Problem requirements:
Could you retype the records word for word but without any pictures?

Source material:
──────────────────────────────

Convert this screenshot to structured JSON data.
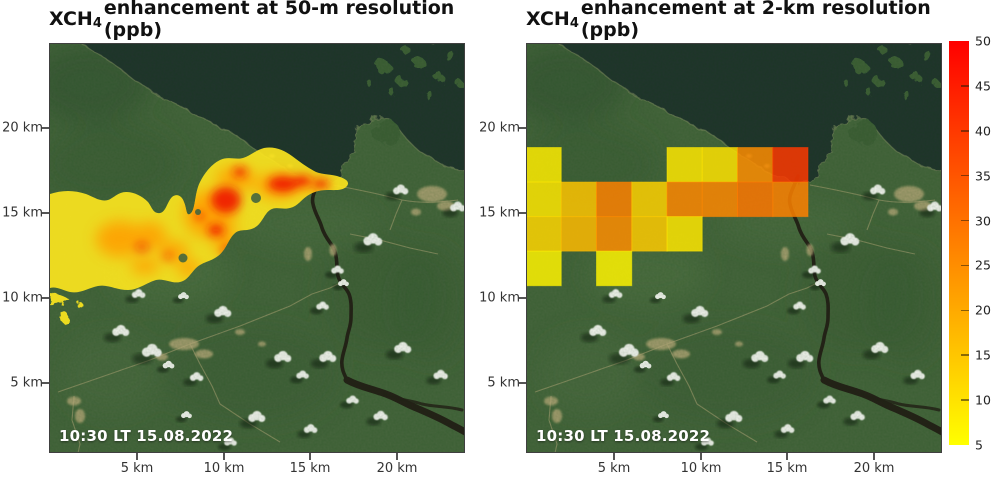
{
  "panels": [
    {
      "id": "50m",
      "title": {
        "prefix": "XCH",
        "sub": "4",
        "rest": " enhancement at 50-m resolution (ppb)"
      },
      "timestamp": "10:30 LT 15.08.2022",
      "x_tick_labels": [
        "5 km",
        "10 km",
        "15 km",
        "20 km"
      ],
      "y_tick_labels": [
        "20 km",
        "15 km",
        "10 km",
        "5 km"
      ]
    },
    {
      "id": "2km",
      "title": {
        "prefix": "XCH",
        "sub": "4",
        "rest": " enhancement at 2-km resolution (ppb)"
      },
      "timestamp": "10:30 LT 15.08.2022",
      "x_tick_labels": [
        "5 km",
        "10 km",
        "15 km",
        "20 km"
      ],
      "y_tick_labels": [
        "20 km",
        "15 km",
        "10 km",
        "5 km"
      ]
    }
  ],
  "colorbar": {
    "tick_labels": [
      "50",
      "45",
      "40",
      "35",
      "30",
      "25",
      "20",
      "15",
      "10",
      "5"
    ],
    "min": 5,
    "max": 50,
    "color_low": "#ffff00",
    "color_high": "#ff0000"
  },
  "colors": {
    "background": "#ffffff",
    "land_green": "#47663e",
    "water_dark": "#20352f",
    "title_text": "#111111",
    "tick_text": "#333333",
    "timestamp_text": "#ffffff"
  },
  "chart_data": [
    {
      "type": "heatmap",
      "title": "XCH4 enhancement at 50-m resolution (ppb)",
      "resolution": "50 m",
      "timestamp": "10:30 LT 15.08.2022",
      "x_ticks_km": [
        5,
        10,
        15,
        20
      ],
      "y_ticks_km": [
        5,
        10,
        15,
        20
      ],
      "x_range_km": [
        0,
        24
      ],
      "y_range_km": [
        0,
        24
      ],
      "colormap": "autumn: yellow = 5 ppb, red = 50 ppb, over satellite basemap",
      "legend_position": "shared colorbar at right",
      "description": "Continuous methane plume from x=0-16.5 km, y=11-18.5 km; yellow margins (~5-10 ppb), orange interior (~20-30 ppb), red cores (~40-50 ppb) concentrated at x=9-16 km, y=15.5-17.5 km near the coast",
      "peak_ppb": 50
    },
    {
      "type": "heatmap",
      "title": "XCH4 enhancement at 2-km resolution (ppb)",
      "resolution": "2 km",
      "timestamp": "10:30 LT 15.08.2022",
      "x_ticks_km": [
        5,
        10,
        15,
        20
      ],
      "y_ticks_km": [
        5,
        10,
        15,
        20
      ],
      "x_range_km": [
        0,
        24
      ],
      "y_range_km": [
        0,
        24
      ],
      "colormap": "autumn: yellow = 5 ppb, red = 50 ppb, semi-transparent cells over satellite basemap",
      "grid": {
        "cell_size_km": 2,
        "x_edges_km": [
          0,
          2,
          4,
          6,
          8,
          10,
          12,
          14,
          16
        ],
        "row_y_ranges_km": [
          [
            17,
            19
          ],
          [
            15,
            17
          ],
          [
            13,
            15
          ],
          [
            11,
            13
          ]
        ],
        "values_ppb": [
          [
            8,
            null,
            null,
            null,
            9,
            10,
            25,
            40
          ],
          [
            9,
            15,
            27,
            13,
            26,
            26,
            29,
            27
          ],
          [
            12,
            17,
            25,
            14,
            9,
            null,
            null,
            null
          ],
          [
            7,
            null,
            7,
            null,
            null,
            null,
            null,
            null
          ]
        ]
      }
    }
  ]
}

──────────────────────────────

Your solution:
Convert this screenshot to structured JSON data.
{
  "panels": [
    {
      "id": "50m",
      "title": {
        "prefix": "XCH",
        "sub": "4",
        "rest": " enhancement at 50-m resolution (ppb)"
      },
      "timestamp": "10:30 LT 15.08.2022",
      "x_tick_labels": [
        "5 km",
        "10 km",
        "15 km",
        "20 km"
      ],
      "y_tick_labels": [
        "20 km",
        "15 km",
        "10 km",
        "5 km"
      ]
    },
    {
      "id": "2km",
      "title": {
        "prefix": "XCH",
        "sub": "4",
        "rest": " enhancement at 2-km resolution (ppb)"
      },
      "timestamp": "10:30 LT 15.08.2022",
      "x_tick_labels": [
        "5 km",
        "10 km",
        "15 km",
        "20 km"
      ],
      "y_tick_labels": [
        "20 km",
        "15 km",
        "10 km",
        "5 km"
      ]
    }
  ],
  "colorbar": {
    "tick_labels": [
      "50",
      "45",
      "40",
      "35",
      "30",
      "25",
      "20",
      "15",
      "10",
      "5"
    ],
    "min": 5,
    "max": 50,
    "color_low": "#ffff00",
    "color_high": "#ff0000"
  },
  "colors": {
    "background": "#ffffff",
    "land_green": "#47663e",
    "water_dark": "#20352f",
    "title_text": "#111111",
    "tick_text": "#333333",
    "timestamp_text": "#ffffff"
  },
  "chart_data": [
    {
      "type": "heatmap",
      "title": "XCH4 enhancement at 50-m resolution (ppb)",
      "resolution": "50 m",
      "timestamp": "10:30 LT 15.08.2022",
      "x_ticks_km": [
        5,
        10,
        15,
        20
      ],
      "y_ticks_km": [
        5,
        10,
        15,
        20
      ],
      "x_range_km": [
        0,
        24
      ],
      "y_range_km": [
        0,
        24
      ],
      "colormap": "autumn: yellow = 5 ppb, red = 50 ppb, over satellite basemap",
      "legend_position": "shared colorbar at right",
      "description": "Continuous methane plume from x=0-16.5 km, y=11-18.5 km; yellow margins (~5-10 ppb), orange interior (~20-30 ppb), red cores (~40-50 ppb) concentrated at x=9-16 km, y=15.5-17.5 km near the coast",
      "peak_ppb": 50
    },
    {
      "type": "heatmap",
      "title": "XCH4 enhancement at 2-km resolution (ppb)",
      "resolution": "2 km",
      "timestamp": "10:30 LT 15.08.2022",
      "x_ticks_km": [
        5,
        10,
        15,
        20
      ],
      "y_ticks_km": [
        5,
        10,
        15,
        20
      ],
      "x_range_km": [
        0,
        24
      ],
      "y_range_km": [
        0,
        24
      ],
      "colormap": "autumn: yellow = 5 ppb, red = 50 ppb, semi-transparent cells over satellite basemap",
      "grid": {
        "cell_size_km": 2,
        "x_edges_km": [
          0,
          2,
          4,
          6,
          8,
          10,
          12,
          14,
          16
        ],
        "row_y_ranges_km": [
          [
            17,
            19
          ],
          [
            15,
            17
          ],
          [
            13,
            15
          ],
          [
            11,
            13
          ]
        ],
        "values_ppb": [
          [
            8,
            null,
            null,
            null,
            9,
            10,
            25,
            40
          ],
          [
            9,
            15,
            27,
            13,
            26,
            26,
            29,
            27
          ],
          [
            12,
            17,
            25,
            14,
            9,
            null,
            null,
            null
          ],
          [
            7,
            null,
            7,
            null,
            null,
            null,
            null,
            null
          ]
        ]
      }
    }
  ]
}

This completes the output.